* **WRITTEN REQUEST**
Retype each line exactly. Skip images.

Records from a collection of figures
* start *

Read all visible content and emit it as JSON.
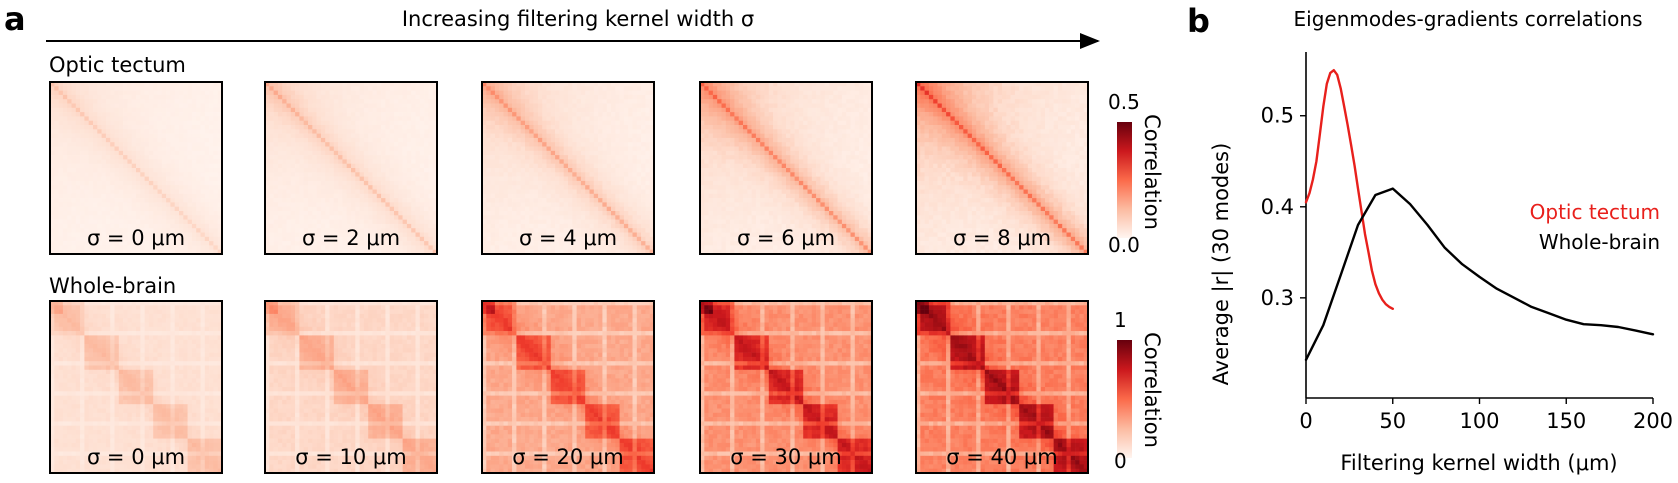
{
  "panel_a": {
    "label": "a",
    "arrow_label": "Increasing filtering kernel width σ",
    "rows": [
      {
        "title": "Optic tectum",
        "colorbar": {
          "max_label": "0.5",
          "min_label": "0.0",
          "label": "Correlation"
        },
        "matrices": [
          {
            "label": "σ = 0 μm",
            "sigma": 0,
            "intensity": 0.18
          },
          {
            "label": "σ = 2 μm",
            "sigma": 2,
            "intensity": 0.24
          },
          {
            "label": "σ = 4 μm",
            "sigma": 4,
            "intensity": 0.32
          },
          {
            "label": "σ = 6 μm",
            "sigma": 6,
            "intensity": 0.42
          },
          {
            "label": "σ = 8 μm",
            "sigma": 8,
            "intensity": 0.52
          }
        ]
      },
      {
        "title": "Whole-brain",
        "colorbar": {
          "max_label": "1",
          "min_label": "0",
          "label": "Correlation"
        },
        "matrices": [
          {
            "label": "σ = 0 μm",
            "sigma": 0,
            "intensity": 0.22
          },
          {
            "label": "σ = 10 μm",
            "sigma": 10,
            "intensity": 0.28
          },
          {
            "label": "σ = 20 μm",
            "sigma": 20,
            "intensity": 0.55
          },
          {
            "label": "σ = 30 μm",
            "sigma": 30,
            "intensity": 0.68
          },
          {
            "label": "σ = 40 μm",
            "sigma": 40,
            "intensity": 0.78
          }
        ]
      }
    ]
  },
  "panel_b": {
    "label": "b",
    "title": "Eigenmodes-gradients correlations"
  },
  "colors": {
    "optic_tectum": "#e8201c",
    "whole_brain": "#000000",
    "heat_low": "#fff5f0",
    "heat_high": "#67000d"
  },
  "chart_data": [
    {
      "type": "heatmap",
      "title": "Optic tectum",
      "colorbar_label": "Correlation",
      "color_range": [
        0.0,
        0.5
      ],
      "panels": [
        "σ = 0 μm",
        "σ = 2 μm",
        "σ = 4 μm",
        "σ = 6 μm",
        "σ = 8 μm"
      ]
    },
    {
      "type": "heatmap",
      "title": "Whole-brain",
      "colorbar_label": "Correlation",
      "color_range": [
        0,
        1
      ],
      "panels": [
        "σ = 0 μm",
        "σ = 10 μm",
        "σ = 20 μm",
        "σ = 30 μm",
        "σ = 40 μm"
      ]
    },
    {
      "type": "line",
      "title": "Eigenmodes-gradients correlations",
      "xlabel": "Filtering kernel width (μm)",
      "ylabel": "Average |r| (30 modes)",
      "xlim": [
        0,
        200
      ],
      "ylim": [
        0.19,
        0.57
      ],
      "xticks": [
        0,
        50,
        100,
        150,
        200
      ],
      "yticks": [
        0.3,
        0.4,
        0.5
      ],
      "legend_position": "right",
      "series": [
        {
          "name": "Optic tectum",
          "color": "#e8201c",
          "x": [
            0,
            2,
            4,
            6,
            8,
            10,
            12,
            14,
            16,
            18,
            20,
            22,
            24,
            26,
            28,
            30,
            32,
            34,
            36,
            38,
            40,
            42,
            44,
            46,
            48,
            50
          ],
          "y": [
            0.405,
            0.415,
            0.43,
            0.45,
            0.48,
            0.51,
            0.535,
            0.547,
            0.55,
            0.545,
            0.53,
            0.51,
            0.49,
            0.468,
            0.445,
            0.42,
            0.395,
            0.37,
            0.35,
            0.33,
            0.315,
            0.305,
            0.298,
            0.293,
            0.29,
            0.288
          ]
        },
        {
          "name": "Whole-brain",
          "color": "#000000",
          "x": [
            0,
            10,
            20,
            30,
            40,
            50,
            60,
            70,
            80,
            90,
            100,
            110,
            120,
            130,
            140,
            150,
            160,
            170,
            180,
            190,
            200
          ],
          "y": [
            0.232,
            0.27,
            0.325,
            0.38,
            0.413,
            0.42,
            0.403,
            0.38,
            0.355,
            0.337,
            0.323,
            0.31,
            0.3,
            0.29,
            0.283,
            0.276,
            0.271,
            0.27,
            0.268,
            0.264,
            0.26
          ]
        }
      ]
    }
  ]
}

* end *

* **FULL SOLUTION**
Read all visible content and emit it as JSON.
{
  "panel_a": {
    "label": "a",
    "arrow_label": "Increasing filtering kernel width σ",
    "rows": [
      {
        "title": "Optic tectum",
        "colorbar": {
          "max_label": "0.5",
          "min_label": "0.0",
          "label": "Correlation"
        },
        "matrices": [
          {
            "label": "σ = 0 μm",
            "sigma": 0,
            "intensity": 0.18
          },
          {
            "label": "σ = 2 μm",
            "sigma": 2,
            "intensity": 0.24
          },
          {
            "label": "σ = 4 μm",
            "sigma": 4,
            "intensity": 0.32
          },
          {
            "label": "σ = 6 μm",
            "sigma": 6,
            "intensity": 0.42
          },
          {
            "label": "σ = 8 μm",
            "sigma": 8,
            "intensity": 0.52
          }
        ]
      },
      {
        "title": "Whole-brain",
        "colorbar": {
          "max_label": "1",
          "min_label": "0",
          "label": "Correlation"
        },
        "matrices": [
          {
            "label": "σ = 0 μm",
            "sigma": 0,
            "intensity": 0.22
          },
          {
            "label": "σ = 10 μm",
            "sigma": 10,
            "intensity": 0.28
          },
          {
            "label": "σ = 20 μm",
            "sigma": 20,
            "intensity": 0.55
          },
          {
            "label": "σ = 30 μm",
            "sigma": 30,
            "intensity": 0.68
          },
          {
            "label": "σ = 40 μm",
            "sigma": 40,
            "intensity": 0.78
          }
        ]
      }
    ]
  },
  "panel_b": {
    "label": "b",
    "title": "Eigenmodes-gradients correlations"
  },
  "colors": {
    "optic_tectum": "#e8201c",
    "whole_brain": "#000000",
    "heat_low": "#fff5f0",
    "heat_high": "#67000d"
  },
  "chart_data": [
    {
      "type": "heatmap",
      "title": "Optic tectum",
      "colorbar_label": "Correlation",
      "color_range": [
        0.0,
        0.5
      ],
      "panels": [
        "σ = 0 μm",
        "σ = 2 μm",
        "σ = 4 μm",
        "σ = 6 μm",
        "σ = 8 μm"
      ]
    },
    {
      "type": "heatmap",
      "title": "Whole-brain",
      "colorbar_label": "Correlation",
      "color_range": [
        0,
        1
      ],
      "panels": [
        "σ = 0 μm",
        "σ = 10 μm",
        "σ = 20 μm",
        "σ = 30 μm",
        "σ = 40 μm"
      ]
    },
    {
      "type": "line",
      "title": "Eigenmodes-gradients correlations",
      "xlabel": "Filtering kernel width (μm)",
      "ylabel": "Average |r| (30 modes)",
      "xlim": [
        0,
        200
      ],
      "ylim": [
        0.19,
        0.57
      ],
      "xticks": [
        0,
        50,
        100,
        150,
        200
      ],
      "yticks": [
        0.3,
        0.4,
        0.5
      ],
      "legend_position": "right",
      "series": [
        {
          "name": "Optic tectum",
          "color": "#e8201c",
          "x": [
            0,
            2,
            4,
            6,
            8,
            10,
            12,
            14,
            16,
            18,
            20,
            22,
            24,
            26,
            28,
            30,
            32,
            34,
            36,
            38,
            40,
            42,
            44,
            46,
            48,
            50
          ],
          "y": [
            0.405,
            0.415,
            0.43,
            0.45,
            0.48,
            0.51,
            0.535,
            0.547,
            0.55,
            0.545,
            0.53,
            0.51,
            0.49,
            0.468,
            0.445,
            0.42,
            0.395,
            0.37,
            0.35,
            0.33,
            0.315,
            0.305,
            0.298,
            0.293,
            0.29,
            0.288
          ]
        },
        {
          "name": "Whole-brain",
          "color": "#000000",
          "x": [
            0,
            10,
            20,
            30,
            40,
            50,
            60,
            70,
            80,
            90,
            100,
            110,
            120,
            130,
            140,
            150,
            160,
            170,
            180,
            190,
            200
          ],
          "y": [
            0.232,
            0.27,
            0.325,
            0.38,
            0.413,
            0.42,
            0.403,
            0.38,
            0.355,
            0.337,
            0.323,
            0.31,
            0.3,
            0.29,
            0.283,
            0.276,
            0.271,
            0.27,
            0.268,
            0.264,
            0.26
          ]
        }
      ]
    }
  ]
}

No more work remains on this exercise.